-- START OF Provided entries --

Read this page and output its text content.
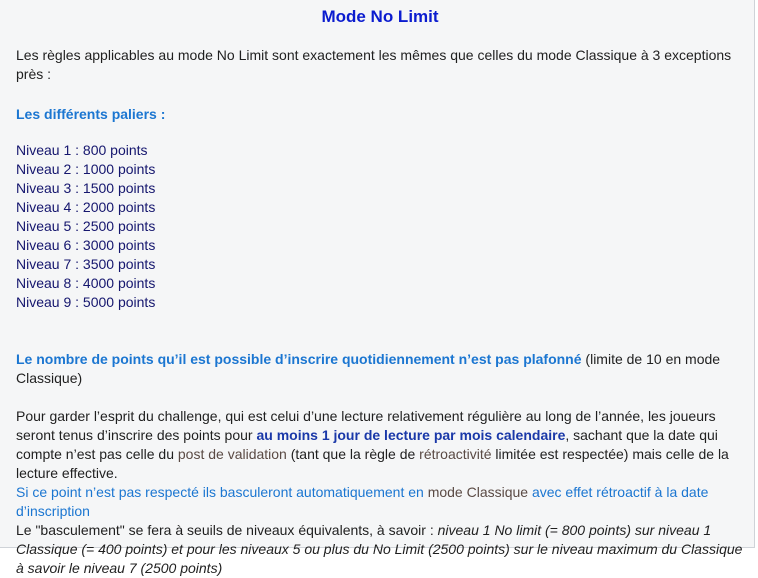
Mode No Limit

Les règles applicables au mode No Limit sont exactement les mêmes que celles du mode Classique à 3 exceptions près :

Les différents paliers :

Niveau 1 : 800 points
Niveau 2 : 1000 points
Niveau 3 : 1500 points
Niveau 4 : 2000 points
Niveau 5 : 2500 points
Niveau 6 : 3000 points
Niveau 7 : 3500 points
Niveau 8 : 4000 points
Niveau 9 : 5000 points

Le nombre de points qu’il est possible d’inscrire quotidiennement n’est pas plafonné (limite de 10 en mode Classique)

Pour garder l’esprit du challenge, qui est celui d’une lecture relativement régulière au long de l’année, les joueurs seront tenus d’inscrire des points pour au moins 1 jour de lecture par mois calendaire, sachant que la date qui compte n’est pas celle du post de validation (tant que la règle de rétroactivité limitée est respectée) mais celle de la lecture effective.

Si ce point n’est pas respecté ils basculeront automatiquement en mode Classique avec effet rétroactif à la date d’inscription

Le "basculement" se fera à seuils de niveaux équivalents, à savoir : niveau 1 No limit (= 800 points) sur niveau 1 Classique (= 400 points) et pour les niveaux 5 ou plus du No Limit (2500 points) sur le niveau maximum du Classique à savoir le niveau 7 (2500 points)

-- END OF Provided entries --
-- START OF Provided entries --

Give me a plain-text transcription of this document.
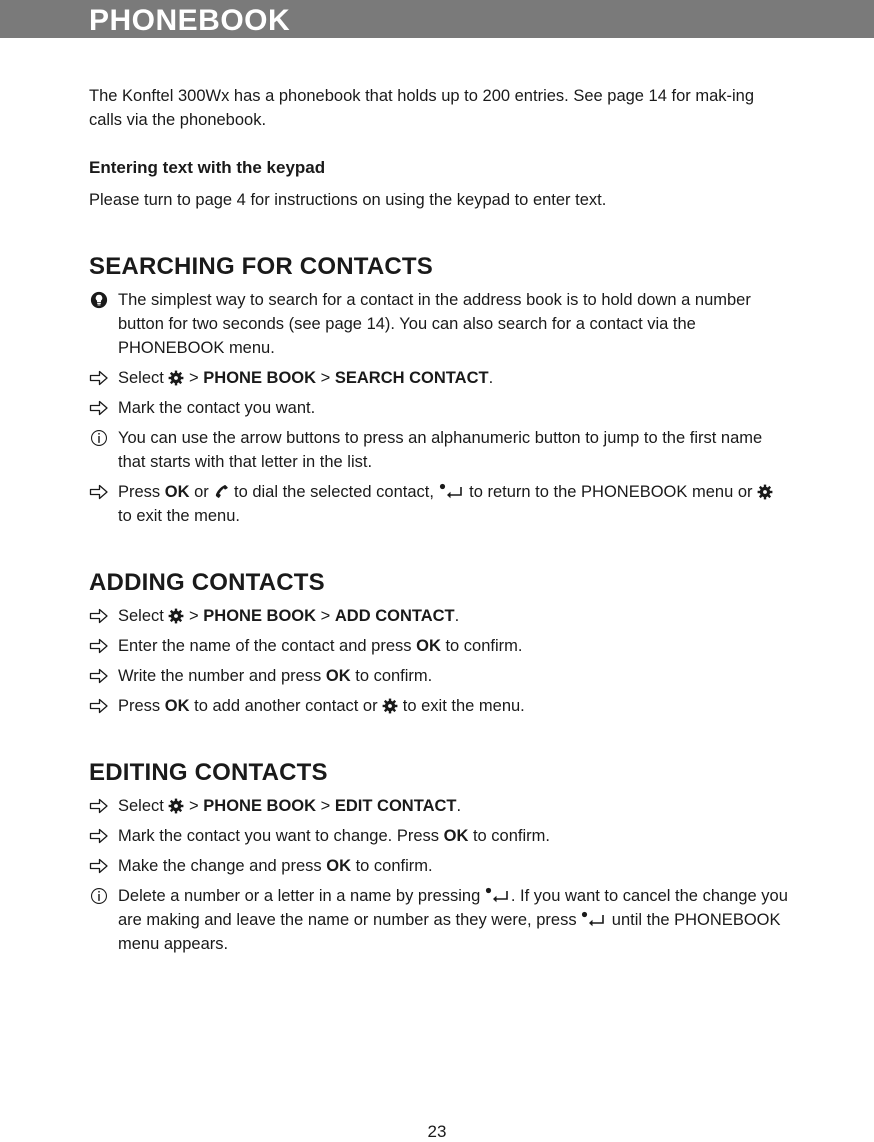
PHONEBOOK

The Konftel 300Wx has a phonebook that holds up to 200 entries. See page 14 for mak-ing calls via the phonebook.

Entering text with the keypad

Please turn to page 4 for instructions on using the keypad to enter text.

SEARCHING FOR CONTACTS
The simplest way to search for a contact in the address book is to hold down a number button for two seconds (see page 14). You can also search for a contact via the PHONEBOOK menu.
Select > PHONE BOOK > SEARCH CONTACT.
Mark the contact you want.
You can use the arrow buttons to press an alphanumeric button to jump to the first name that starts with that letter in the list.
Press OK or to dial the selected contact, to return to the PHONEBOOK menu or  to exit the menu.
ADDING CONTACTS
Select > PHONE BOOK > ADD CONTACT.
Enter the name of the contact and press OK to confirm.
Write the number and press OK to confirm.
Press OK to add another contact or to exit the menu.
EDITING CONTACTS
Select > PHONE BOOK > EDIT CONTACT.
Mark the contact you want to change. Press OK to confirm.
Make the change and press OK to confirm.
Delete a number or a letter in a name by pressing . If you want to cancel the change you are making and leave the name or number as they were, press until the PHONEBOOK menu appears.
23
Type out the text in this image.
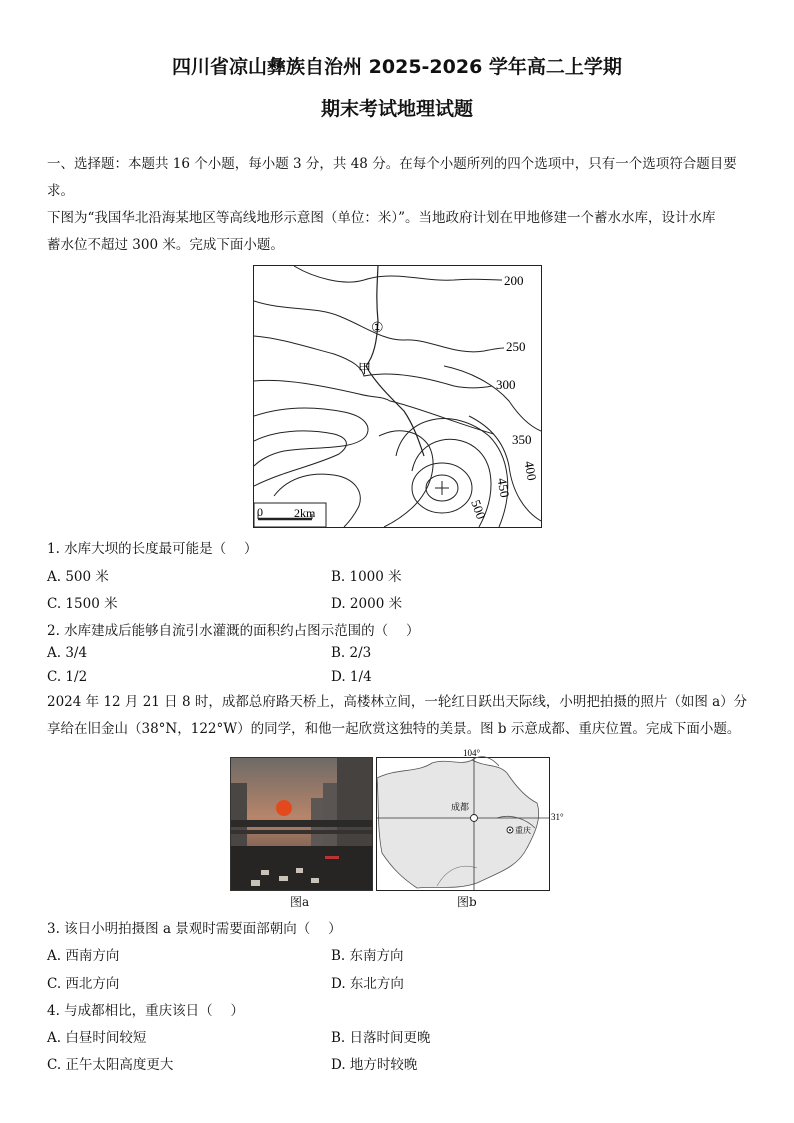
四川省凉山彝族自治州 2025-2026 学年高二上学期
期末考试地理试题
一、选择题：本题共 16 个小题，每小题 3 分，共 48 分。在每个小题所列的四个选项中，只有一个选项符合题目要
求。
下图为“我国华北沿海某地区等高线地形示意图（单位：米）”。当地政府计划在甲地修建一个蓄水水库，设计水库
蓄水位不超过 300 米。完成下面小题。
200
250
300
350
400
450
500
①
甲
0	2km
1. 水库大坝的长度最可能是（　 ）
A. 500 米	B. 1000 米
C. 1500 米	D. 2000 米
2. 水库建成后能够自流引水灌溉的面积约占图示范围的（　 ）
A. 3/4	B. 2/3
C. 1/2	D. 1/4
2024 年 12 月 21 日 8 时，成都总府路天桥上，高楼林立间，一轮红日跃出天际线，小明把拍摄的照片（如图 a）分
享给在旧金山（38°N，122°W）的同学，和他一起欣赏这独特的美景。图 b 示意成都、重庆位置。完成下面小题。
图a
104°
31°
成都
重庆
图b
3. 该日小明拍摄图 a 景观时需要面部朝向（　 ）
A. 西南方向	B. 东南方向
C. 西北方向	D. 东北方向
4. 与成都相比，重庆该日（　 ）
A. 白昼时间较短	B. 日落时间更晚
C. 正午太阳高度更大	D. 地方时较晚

-- END OF Provided entries --

* **Task requirements**: Only the number should be given: how many lines of the data contain the word "text"?

* **Completed exercise**: 5